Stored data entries
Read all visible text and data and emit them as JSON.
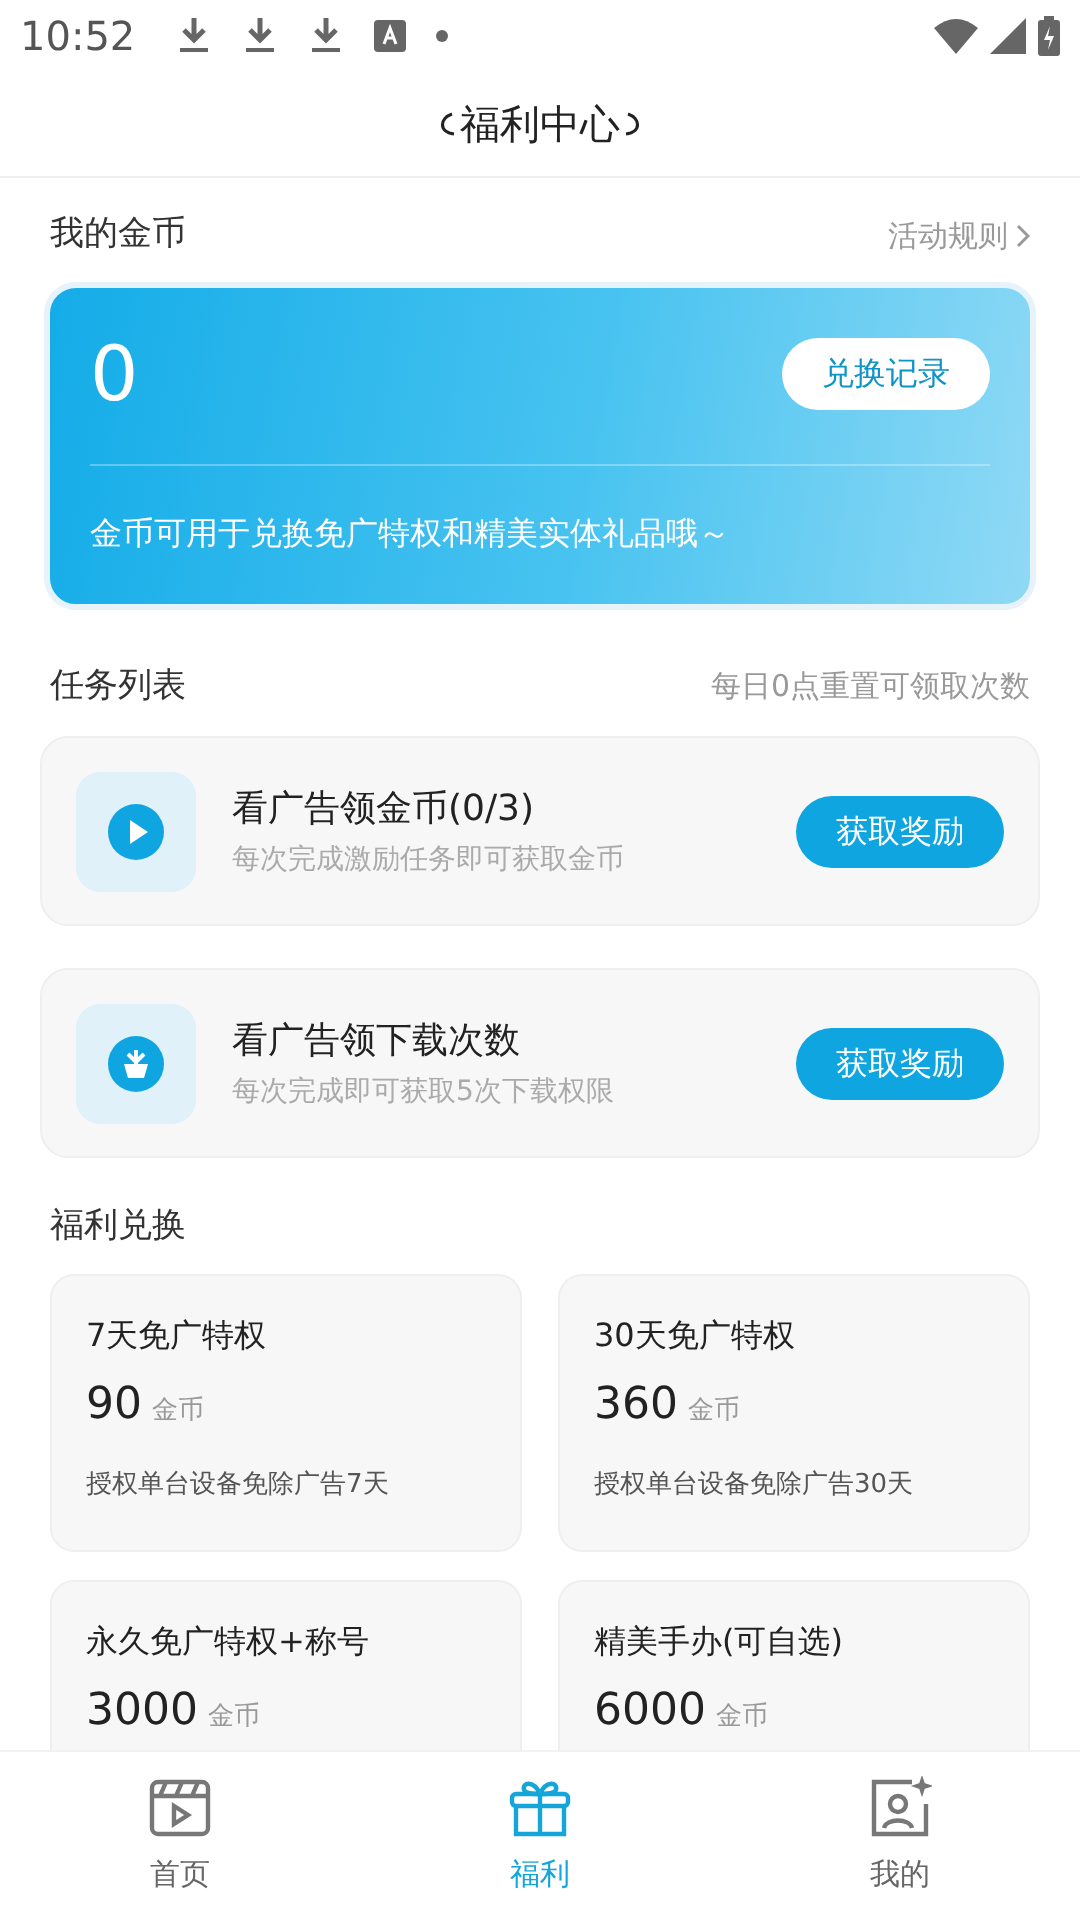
{
  "status_bar": {
    "time": "10:52"
  },
  "header": {
    "title": "福利中心"
  },
  "coins": {
    "label": "我的金币",
    "rules_link": "活动规则",
    "balance": "0",
    "history_button": "兑换记录",
    "note": "金币可用于兑换免广特权和精美实体礼品哦～"
  },
  "tasks": {
    "title": "任务列表",
    "hint": "每日0点重置可领取次数",
    "items": [
      {
        "kind": "play",
        "title": "看广告领金币(0/3)",
        "subtitle": "每次完成激励任务即可获取金币",
        "button": "获取奖励"
      },
      {
        "kind": "plant",
        "title": "看广告领下载次数",
        "subtitle": "每次完成即可获取5次下载权限",
        "button": "获取奖励"
      }
    ]
  },
  "rewards": {
    "title": "福利兑换",
    "items": [
      {
        "name": "7天免广特权",
        "price": "90",
        "unit": "金币",
        "description": "授权单台设备免除广告7天"
      },
      {
        "name": "30天免广特权",
        "price": "360",
        "unit": "金币",
        "description": "授权单台设备免除广告30天"
      },
      {
        "name": "永久免广特权+称号",
        "price": "3000",
        "unit": "金币"
      },
      {
        "name": "精美手办(可自选)",
        "price": "6000",
        "unit": "金币"
      }
    ]
  },
  "bottom_nav": [
    {
      "kind": "home",
      "label": "首页",
      "selected": false
    },
    {
      "kind": "gift",
      "label": "福利",
      "selected": true
    },
    {
      "kind": "profile",
      "label": "我的",
      "selected": false
    }
  ]
}
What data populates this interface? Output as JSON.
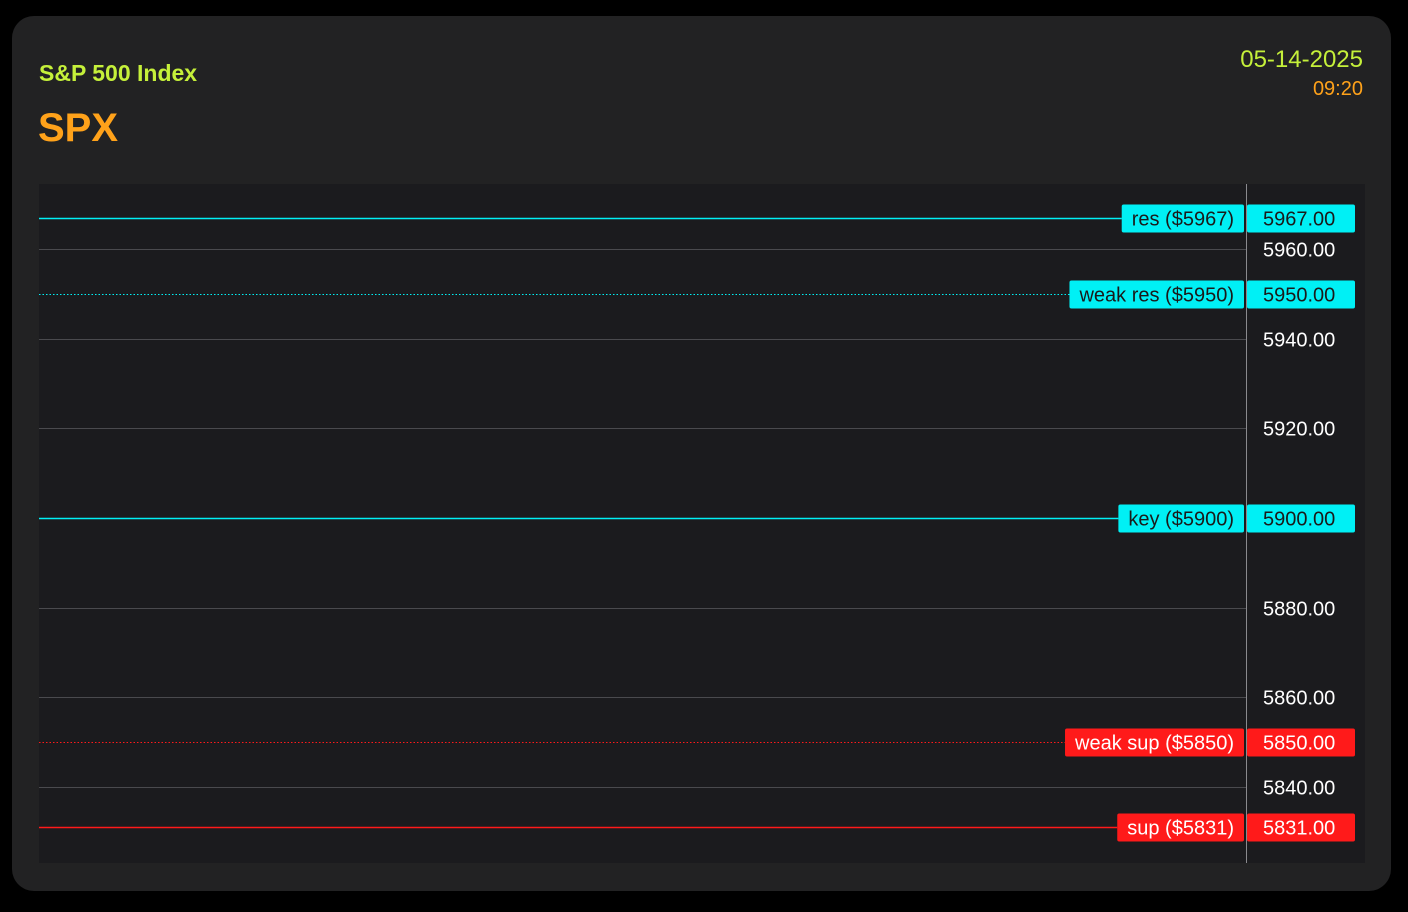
{
  "header": {
    "subtitle": "S&P 500 Index",
    "ticker": "SPX",
    "date": "05-14-2025",
    "time": "09:20"
  },
  "colors": {
    "background": "#1b1b1e",
    "card": "#222223",
    "subtitle": "#c5f03a",
    "ticker": "#ffa21a",
    "resistance": "#00f0f5",
    "support": "#ff1a1a",
    "grid": "#4a4a4e",
    "tick_text": "#ffffff"
  },
  "chart_data": {
    "type": "line",
    "y_axis_position": "right",
    "ylim": [
      5823,
      5974.5
    ],
    "y_ticks": [
      5840,
      5860,
      5880,
      5920,
      5940,
      5960
    ],
    "y_tick_labels": [
      "5840.00",
      "5860.00",
      "5880.00",
      "5920.00",
      "5940.00",
      "5960.00"
    ],
    "grid": true,
    "levels": [
      {
        "label": "res ($5967)",
        "value": 5967,
        "value_label": "5967.00",
        "style": "solid",
        "color": "#00f0f5",
        "text_color": "#1a1a1a"
      },
      {
        "label": "weak res ($5950)",
        "value": 5950,
        "value_label": "5950.00",
        "style": "dotted",
        "color": "#00f0f5",
        "text_color": "#1a1a1a"
      },
      {
        "label": "key ($5900)",
        "value": 5900,
        "value_label": "5900.00",
        "style": "solid",
        "color": "#00f0f5",
        "text_color": "#1a1a1a"
      },
      {
        "label": "weak sup ($5850)",
        "value": 5850,
        "value_label": "5850.00",
        "style": "dotted",
        "color": "#ff1a1a",
        "text_color": "#ffffff"
      },
      {
        "label": "sup ($5831)",
        "value": 5831,
        "value_label": "5831.00",
        "style": "solid",
        "color": "#ff1a1a",
        "text_color": "#ffffff"
      }
    ]
  }
}
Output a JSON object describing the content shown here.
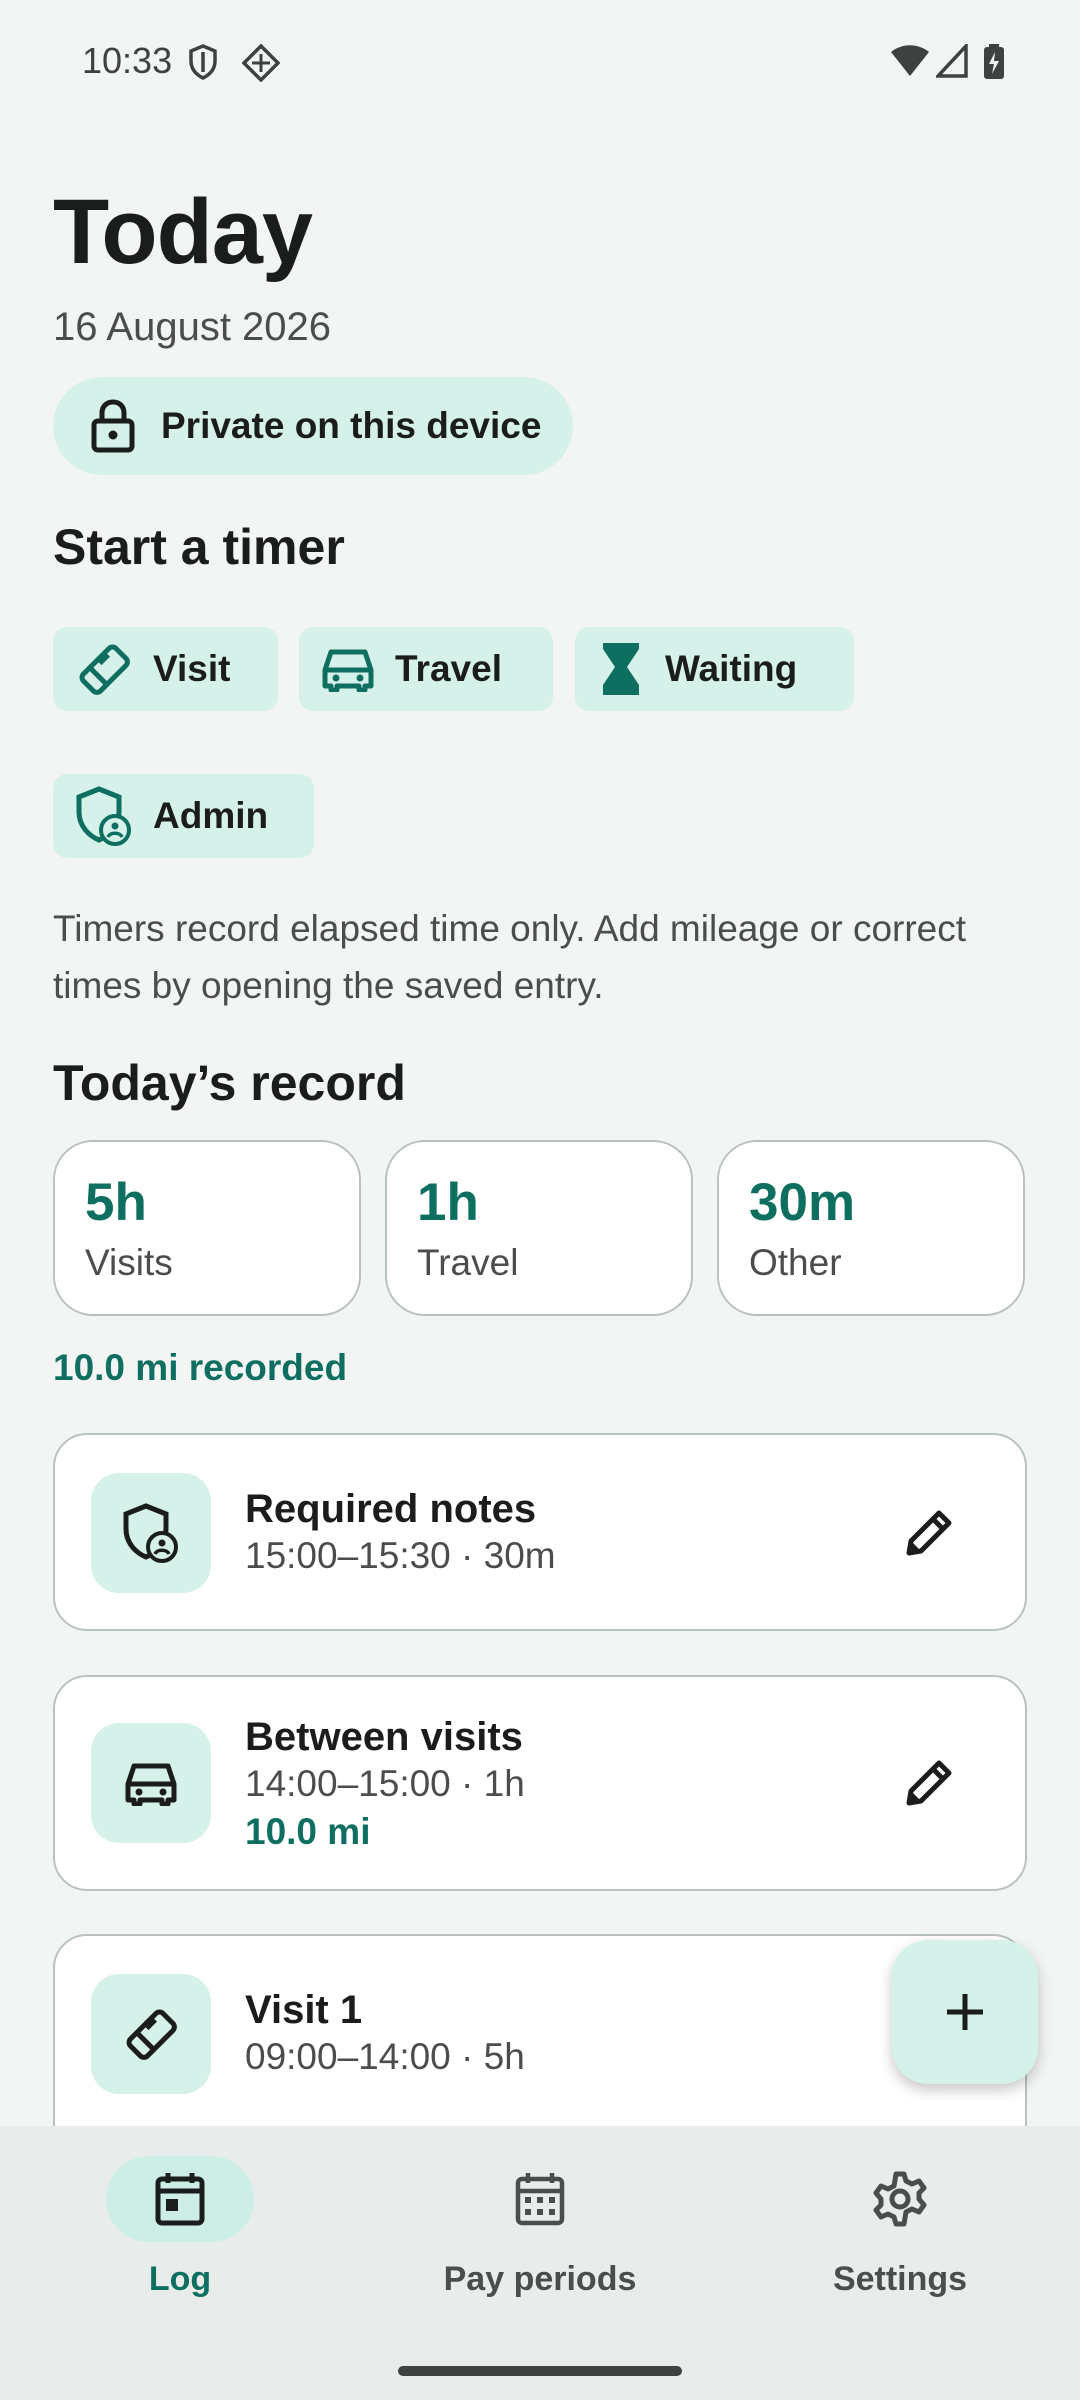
{
  "status": {
    "time": "10:33"
  },
  "header": {
    "title": "Today",
    "date": "16 August 2026",
    "privacy_chip": "Private on this device"
  },
  "timers": {
    "heading": "Start a timer",
    "buttons": [
      {
        "label": "Visit",
        "icon": "handshake-icon"
      },
      {
        "label": "Travel",
        "icon": "car-icon"
      },
      {
        "label": "Waiting",
        "icon": "hourglass-icon"
      },
      {
        "label": "Admin",
        "icon": "admin-shield-icon"
      }
    ],
    "note": "Timers record elapsed time only. Add mileage or correct times by opening the saved entry."
  },
  "record": {
    "heading": "Today’s record",
    "stats": [
      {
        "value": "5h",
        "label": "Visits"
      },
      {
        "value": "1h",
        "label": "Travel"
      },
      {
        "value": "30m",
        "label": "Other"
      }
    ],
    "miles": "10.0 mi recorded"
  },
  "entries": [
    {
      "title": "Required notes",
      "time": "15:00–15:30 · 30m",
      "icon": "admin-shield-icon"
    },
    {
      "title": "Between visits",
      "time": "14:00–15:00 · 1h",
      "miles": "10.0 mi",
      "icon": "car-icon"
    },
    {
      "title": "Visit 1",
      "time": "09:00–14:00 · 5h",
      "icon": "handshake-icon"
    }
  ],
  "nav": [
    {
      "label": "Log",
      "icon": "calendar-icon",
      "active": true
    },
    {
      "label": "Pay periods",
      "icon": "calendar-grid-icon",
      "active": false
    },
    {
      "label": "Settings",
      "icon": "gear-icon",
      "active": false
    }
  ],
  "colors": {
    "accent": "#0e6f61",
    "chip_bg": "#d5f1ea",
    "background": "#f3f5f4"
  }
}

(Exercise): Without the pictures, print the records in full, exactly as they appear.

(The result):
Read all visible text and data and emit them as JSON.
{
  "status_bar": {
    "time": "10:52"
  },
  "header": {
    "title": "福利中心"
  },
  "coins": {
    "label": "我的金币",
    "rules_link": "活动规则",
    "balance": "0",
    "history_button": "兑换记录",
    "note": "金币可用于兑换免广特权和精美实体礼品哦～"
  },
  "tasks": {
    "title": "任务列表",
    "hint": "每日0点重置可领取次数",
    "items": [
      {
        "kind": "play",
        "title": "看广告领金币(0/3)",
        "subtitle": "每次完成激励任务即可获取金币",
        "button": "获取奖励"
      },
      {
        "kind": "plant",
        "title": "看广告领下载次数",
        "subtitle": "每次完成即可获取5次下载权限",
        "button": "获取奖励"
      }
    ]
  },
  "rewards": {
    "title": "福利兑换",
    "items": [
      {
        "name": "7天免广特权",
        "price": "90",
        "unit": "金币",
        "description": "授权单台设备免除广告7天"
      },
      {
        "name": "30天免广特权",
        "price": "360",
        "unit": "金币",
        "description": "授权单台设备免除广告30天"
      },
      {
        "name": "永久免广特权+称号",
        "price": "3000",
        "unit": "金币"
      },
      {
        "name": "精美手办(可自选)",
        "price": "6000",
        "unit": "金币"
      }
    ]
  },
  "bottom_nav": [
    {
      "kind": "home",
      "label": "首页",
      "selected": false
    },
    {
      "kind": "gift",
      "label": "福利",
      "selected": true
    },
    {
      "kind": "profile",
      "label": "我的",
      "selected": false
    }
  ]
}
What data populates this interface? Output as JSON.
{
  "header": {
    "subtitle": "S&P 500 Index",
    "ticker": "SPX",
    "date": "05-14-2025",
    "time": "09:20"
  },
  "colors": {
    "background": "#1b1b1e",
    "card": "#222223",
    "subtitle": "#c5f03a",
    "ticker": "#ffa21a",
    "resistance": "#00f0f5",
    "support": "#ff1a1a",
    "grid": "#4a4a4e",
    "tick_text": "#ffffff"
  },
  "chart_data": {
    "type": "line",
    "y_axis_position": "right",
    "ylim": [
      5823,
      5974.5
    ],
    "y_ticks": [
      5840,
      5860,
      5880,
      5920,
      5940,
      5960
    ],
    "y_tick_labels": [
      "5840.00",
      "5860.00",
      "5880.00",
      "5920.00",
      "5940.00",
      "5960.00"
    ],
    "grid": true,
    "levels": [
      {
        "label": "res ($5967)",
        "value": 5967,
        "value_label": "5967.00",
        "style": "solid",
        "color": "#00f0f5",
        "text_color": "#1a1a1a"
      },
      {
        "label": "weak res ($5950)",
        "value": 5950,
        "value_label": "5950.00",
        "style": "dotted",
        "color": "#00f0f5",
        "text_color": "#1a1a1a"
      },
      {
        "label": "key ($5900)",
        "value": 5900,
        "value_label": "5900.00",
        "style": "solid",
        "color": "#00f0f5",
        "text_color": "#1a1a1a"
      },
      {
        "label": "weak sup ($5850)",
        "value": 5850,
        "value_label": "5850.00",
        "style": "dotted",
        "color": "#ff1a1a",
        "text_color": "#ffffff"
      },
      {
        "label": "sup ($5831)",
        "value": 5831,
        "value_label": "5831.00",
        "style": "solid",
        "color": "#ff1a1a",
        "text_color": "#ffffff"
      }
    ]
  }
}
Output a JSON object describing the content shown here.
{
  "status": {
    "time": "10:33"
  },
  "header": {
    "title": "Today",
    "date": "16 August 2026",
    "privacy_chip": "Private on this device"
  },
  "timers": {
    "heading": "Start a timer",
    "buttons": [
      {
        "label": "Visit",
        "icon": "handshake-icon"
      },
      {
        "label": "Travel",
        "icon": "car-icon"
      },
      {
        "label": "Waiting",
        "icon": "hourglass-icon"
      },
      {
        "label": "Admin",
        "icon": "admin-shield-icon"
      }
    ],
    "note": "Timers record elapsed time only. Add mileage or correct times by opening the saved entry."
  },
  "record": {
    "heading": "Today’s record",
    "stats": [
      {
        "value": "5h",
        "label": "Visits"
      },
      {
        "value": "1h",
        "label": "Travel"
      },
      {
        "value": "30m",
        "label": "Other"
      }
    ],
    "miles": "10.0 mi recorded"
  },
  "entries": [
    {
      "title": "Required notes",
      "time": "15:00–15:30 · 30m",
      "icon": "admin-shield-icon"
    },
    {
      "title": "Between visits",
      "time": "14:00–15:00 · 1h",
      "miles": "10.0 mi",
      "icon": "car-icon"
    },
    {
      "title": "Visit 1",
      "time": "09:00–14:00 · 5h",
      "icon": "handshake-icon"
    }
  ],
  "nav": [
    {
      "label": "Log",
      "icon": "calendar-icon",
      "active": true
    },
    {
      "label": "Pay periods",
      "icon": "calendar-grid-icon",
      "active": false
    },
    {
      "label": "Settings",
      "icon": "gear-icon",
      "active": false
    }
  ],
  "colors": {
    "accent": "#0e6f61",
    "chip_bg": "#d5f1ea",
    "background": "#f3f5f4"
  }
}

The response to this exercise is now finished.